"""

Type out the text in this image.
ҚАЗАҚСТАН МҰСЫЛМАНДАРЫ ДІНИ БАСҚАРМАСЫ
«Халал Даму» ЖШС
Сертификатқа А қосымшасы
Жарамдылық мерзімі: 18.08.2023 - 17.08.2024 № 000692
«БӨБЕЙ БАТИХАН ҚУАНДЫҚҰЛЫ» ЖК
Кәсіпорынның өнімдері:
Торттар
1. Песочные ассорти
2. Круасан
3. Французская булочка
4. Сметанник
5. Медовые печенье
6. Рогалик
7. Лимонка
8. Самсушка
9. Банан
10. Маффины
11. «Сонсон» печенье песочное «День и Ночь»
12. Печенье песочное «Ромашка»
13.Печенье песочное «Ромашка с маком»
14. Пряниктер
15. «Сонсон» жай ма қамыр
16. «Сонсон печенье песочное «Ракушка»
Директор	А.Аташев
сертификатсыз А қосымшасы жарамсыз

"""

• _What you will do_: Would you restate each of the entries word for word?

• _Response to this exercise_:
Type out the text in this image.
ҚАЗАҚСТАН МҰСЫЛМАНДАРЫ ДІНИ БАСҚАРМАСЫ
«Халал Даму» ЖШС
Сертификатқа А қосымшасы
Жарамдылық мерзімі: 18.08.2023 - 17.08.2024 № 000692
«БӨБЕЙ БАТИХАН ҚУАНДЫҚҰЛЫ» ЖК
Кәсіпорынның өнімдері:
Торттар
1. Песочные ассорти
2. Круасан
3. Французская булочка
4. Сметанник
5. Медовые печенье
6. Рогалик
7. Лимонка
8. Самсушка
9. Банан
10. Маффины
11. «Сонсон» печенье песочное «День и Ночь»
12. Печенье песочное «Ромашка»
13.Печенье песочное «Ромашка с маком»
14. Пряниктер
15. «Сонсон» жай ма қамыр
16. «Сонсон печенье песочное «Ракушка»
Директор	А.Аташев
сертификатсыз А қосымшасы жарамсыз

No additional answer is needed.